*Directive:*
Repeat all of the records verbatim.

*Excerpted data:*
+ + +

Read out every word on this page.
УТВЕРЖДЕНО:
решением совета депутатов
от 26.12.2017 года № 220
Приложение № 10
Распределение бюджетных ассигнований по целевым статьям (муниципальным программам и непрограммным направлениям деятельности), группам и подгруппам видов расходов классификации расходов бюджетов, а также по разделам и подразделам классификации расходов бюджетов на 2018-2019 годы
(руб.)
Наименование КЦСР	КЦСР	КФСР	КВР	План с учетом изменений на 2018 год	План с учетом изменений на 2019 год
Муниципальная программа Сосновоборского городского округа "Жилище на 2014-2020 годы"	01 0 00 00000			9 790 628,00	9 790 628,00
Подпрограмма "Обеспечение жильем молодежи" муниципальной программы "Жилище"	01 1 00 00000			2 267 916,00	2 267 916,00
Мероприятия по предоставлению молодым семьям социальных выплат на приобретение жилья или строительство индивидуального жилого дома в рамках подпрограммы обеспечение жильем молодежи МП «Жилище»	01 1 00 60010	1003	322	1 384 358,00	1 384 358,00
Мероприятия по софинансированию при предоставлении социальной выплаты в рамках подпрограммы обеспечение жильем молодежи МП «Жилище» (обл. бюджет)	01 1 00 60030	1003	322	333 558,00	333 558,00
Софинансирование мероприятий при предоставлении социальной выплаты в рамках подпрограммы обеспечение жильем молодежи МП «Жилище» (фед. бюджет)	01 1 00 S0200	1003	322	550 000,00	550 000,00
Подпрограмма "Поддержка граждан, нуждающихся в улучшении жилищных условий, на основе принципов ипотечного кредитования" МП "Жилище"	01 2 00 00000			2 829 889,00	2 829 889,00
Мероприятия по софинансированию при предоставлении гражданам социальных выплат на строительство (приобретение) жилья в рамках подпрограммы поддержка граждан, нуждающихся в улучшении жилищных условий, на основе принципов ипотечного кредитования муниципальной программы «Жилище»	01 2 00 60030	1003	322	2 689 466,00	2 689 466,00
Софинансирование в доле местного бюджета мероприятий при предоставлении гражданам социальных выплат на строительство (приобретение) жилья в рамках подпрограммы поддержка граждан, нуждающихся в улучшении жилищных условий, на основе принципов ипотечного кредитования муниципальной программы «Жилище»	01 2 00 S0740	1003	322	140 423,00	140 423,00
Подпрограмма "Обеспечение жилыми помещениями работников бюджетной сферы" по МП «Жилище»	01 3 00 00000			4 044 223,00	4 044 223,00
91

+ + +

*Completed exercise:*
Read out every word on this page.
УТВЕРЖДЕНО:
решением совета депутатов
от 26.12.2017 года № 220
Приложение № 10
Распределение бюджетных ассигнований по целевым статьям (муниципальным программам и непрограммным направлениям деятельности), группам и подгруппам видов расходов классификации расходов бюджетов, а также по разделам и подразделам классификации расходов бюджетов на 2018-2019 годы
(руб.)
Наименование КЦСР	КЦСР	КФСР	КВР	План с учетом изменений на 2018 год	План с учетом изменений на 2019 год
Муниципальная программа Сосновоборского городского округа "Жилище на 2014-2020 годы"	01 0 00 00000			9 790 628,00	9 790 628,00
Подпрограмма "Обеспечение жильем молодежи" муниципальной программы "Жилище"	01 1 00 00000			2 267 916,00	2 267 916,00
Мероприятия по предоставлению молодым семьям социальных выплат на приобретение жилья или строительство индивидуального жилого дома в рамках подпрограммы обеспечение жильем молодежи МП «Жилище»	01 1 00 60010	1003	322	1 384 358,00	1 384 358,00
Мероприятия по софинансированию при предоставлении социальной выплаты в рамках подпрограммы обеспечение жильем молодежи МП «Жилище» (обл. бюджет)	01 1 00 60030	1003	322	333 558,00	333 558,00
Софинансирование мероприятий при предоставлении социальной выплаты в рамках подпрограммы обеспечение жильем молодежи МП «Жилище» (фед. бюджет)	01 1 00 S0200	1003	322	550 000,00	550 000,00
Подпрограмма "Поддержка граждан, нуждающихся в улучшении жилищных условий, на основе принципов ипотечного кредитования" МП "Жилище"	01 2 00 00000			2 829 889,00	2 829 889,00
Мероприятия по софинансированию при предоставлении гражданам социальных выплат на строительство (приобретение) жилья в рамках подпрограммы поддержка граждан, нуждающихся в улучшении жилищных условий, на основе принципов ипотечного кредитования муниципальной программы «Жилище»	01 2 00 60030	1003	322	2 689 466,00	2 689 466,00
Софинансирование в доле местного бюджета мероприятий при предоставлении гражданам социальных выплат на строительство (приобретение) жилья в рамках подпрограммы поддержка граждан, нуждающихся в улучшении жилищных условий, на основе принципов ипотечного кредитования муниципальной программы «Жилище»	01 2 00 S0740	1003	322	140 423,00	140 423,00
Подпрограмма "Обеспечение жилыми помещениями работников бюджетной сферы" по МП «Жилище»	01 3 00 00000			4 044 223,00	4 044 223,00
91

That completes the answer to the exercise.